■ Written exercise
Please reproduce the project instructions word for word, starting with "You can add" and going on through "THAT YOU MAKE.".

■ Document passage
· · · ·

General Instructions:
•	This is a group project.  You may work together in groups of 2 to 4.

•	Projects with excessive spelling or grammar mistakes will be rejected.

Turn in your analysis as follows:

**failure to follow this format exactly will result in a substantial reduction in grade**


Page 1:  Title Page.
Include your name, the date, and the title of your project.

Page 2:  Executive Summary.
This is a ONE PAGE brief description of the project and your recommendation. 

Paragraph 1:  Describe the project.
Paragraph 2:  Discuss the risks and rewards involved.
Paragraph 3:  Make your recommendation.  Include numbers to justify your recommendation.  For example, “I recommend that the board reject this project because the expected NPV is negative five million dollars and the IRR is only 8%” 

You can add more paragraphs if it makes your write up clearer.

Page 3 - X:  Your analysis in words.  
Take as many pages as you need to justify your recommendation.  This should be a very detailed and well reasoned analysis.  Do not just attach spreadsheets.  Explain the work that you have done.  At a minimum, compute NPV, IRR, MIRR, PI, and payback period.  Briefly discuss each metric that you use.  For example, “I compute the profitability index because it shows how much value is created for every dollar invested.  It is calculated by summing the discounted future cash flows…..”

DOCUMENT ANY ASSUMPTIONS THAT YOU MAKE.

Describe the sensitivity analysis.  Why did you do it that way?

· · · ·

(Data listing)
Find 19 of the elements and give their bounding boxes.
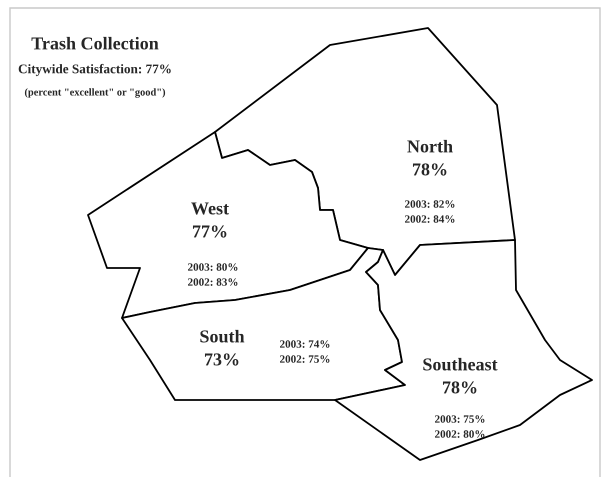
data-label: 2002: 75% bbox=[280, 355, 330, 363]
data-label: 2003: 74% bbox=[280, 340, 330, 348]
category-label: North bbox=[407, 140, 453, 153]
data-label: 73% bbox=[204, 353, 238, 366]
text: (percent "excellent" or "good") bbox=[24, 88, 166, 98]
data-label: 2003: 75% bbox=[435, 415, 484, 423]
text: Citywide Satisfaction: 77% bbox=[18, 64, 171, 76]
category-label: West bbox=[191, 202, 229, 215]
data-label: 77% bbox=[192, 225, 226, 238]
data-label: 78% bbox=[412, 163, 446, 176]
data-label: 78% bbox=[442, 381, 476, 394]
data-label: 2003: 82% bbox=[405, 200, 454, 208]
category-label: South bbox=[200, 330, 244, 343]
data-label: 2002: 84% bbox=[405, 215, 454, 223]
data-label: 2002: 83% bbox=[188, 278, 238, 286]
category-label: Southeast bbox=[423, 358, 498, 371]
data-label: 2003: 80% bbox=[188, 263, 238, 271]
data-label: 2002: 80% bbox=[435, 430, 484, 438]
text: Trash Collection bbox=[32, 36, 159, 50]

· · · ·

■ Complete answer
You can add more paragraphs if it makes your write up clearer.

Page 3 - X:  Your analysis in words.  
Take as many pages as you need to justify your recommendation.  This should be a very detailed and well reasoned analysis.  Do not just attach spreadsheets.  Explain the work that you have done.  At a minimum, compute NPV, IRR, MIRR, PI, and payback period.  Briefly discuss each metric that you use.  For example, “I compute the profitability index because it shows how much value is created for every dollar invested.  It is calculated by summing the discounted future cash flows…..”

DOCUMENT ANY ASSUMPTIONS THAT YOU MAKE.